In the listing below, locate the lines that hold the string "清洗废水". Copy those lines.
§ §
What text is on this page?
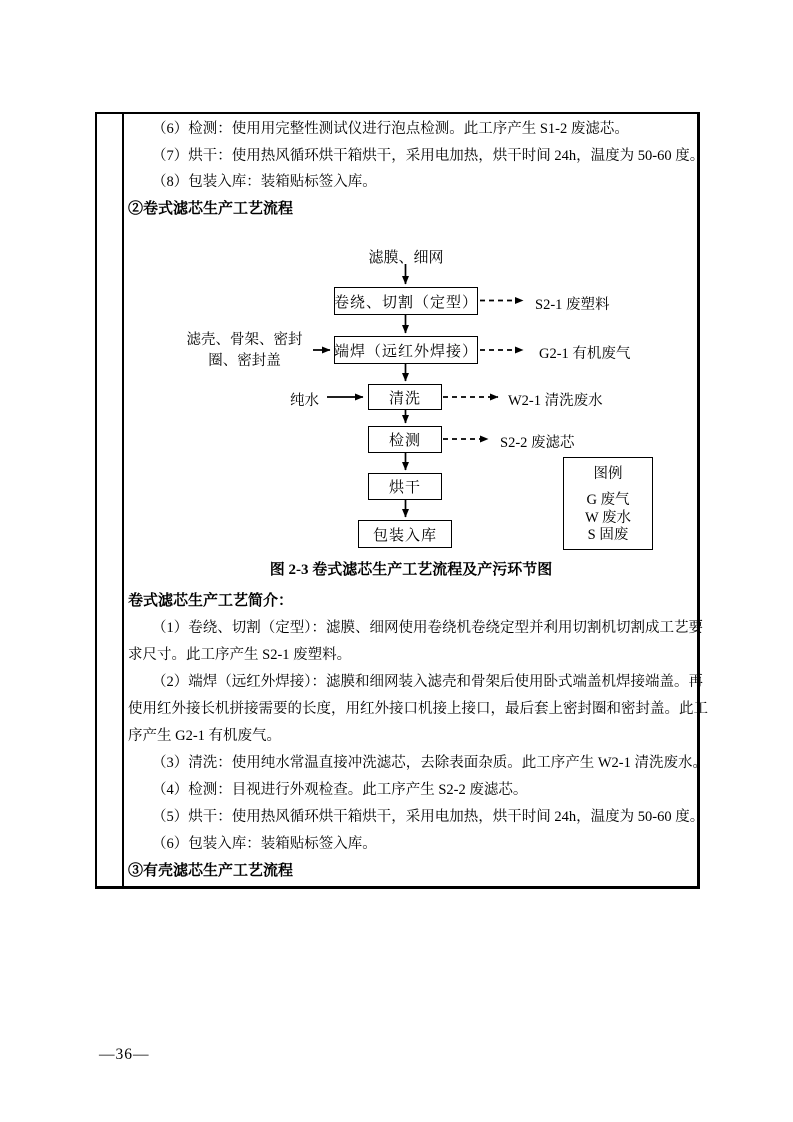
（6）检测：使用用完整性测试仪进行泡点检测。此工序产生 S1-2 废滤芯。
（7）烘干：使用热风循环烘干箱烘干，采用电加热，烘干时间 24h，温度为 50-60 度。
（8）包装入库：装箱贴标签入库。
②卷式滤芯生产工艺流程
滤膜、细网
卷绕、切割（定型）
端焊（远红外焊接）
清洗
检测
烘干
包装入库
滤壳、骨架、密封圈、密封盖
纯水
S2-1 废塑料
G2-1 有机废气
W2-1 清洗废水
S2-2 废滤芯
图例
G 废气
W 废水
S 固废
图 2-3 卷式滤芯生产工艺流程及产污环节图
卷式滤芯生产工艺简介：
（1）卷绕、切割（定型）：滤膜、细网使用卷绕机卷绕定型并利用切割机切割成工艺要
求尺寸。此工序产生 S2-1 废塑料。
（2）端焊（远红外焊接）：滤膜和细网装入滤壳和骨架后使用卧式端盖机焊接端盖。再
使用红外接长机拼接需要的长度，用红外接口机接上接口，最后套上密封圈和密封盖。此工
序产生 G2-1 有机废气。
（3）清洗：使用纯水常温直接冲洗滤芯，去除表面杂质。此工序产生 W2-1 清洗废水。
（4）检测：目视进行外观检查。此工序产生 S2-2 废滤芯。
（5）烘干：使用热风循环烘干箱烘干，采用电加热，烘干时间 24h，温度为 50-60 度。
（6）包装入库：装箱贴标签入库。
③有壳滤芯生产工艺流程
—36—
§ §
Response to the task:
W2-1 清洗废水
（3）清洗：使用纯水常温直接冲洗滤芯，去除表面杂质。此工序产生 W2-1 清洗废水。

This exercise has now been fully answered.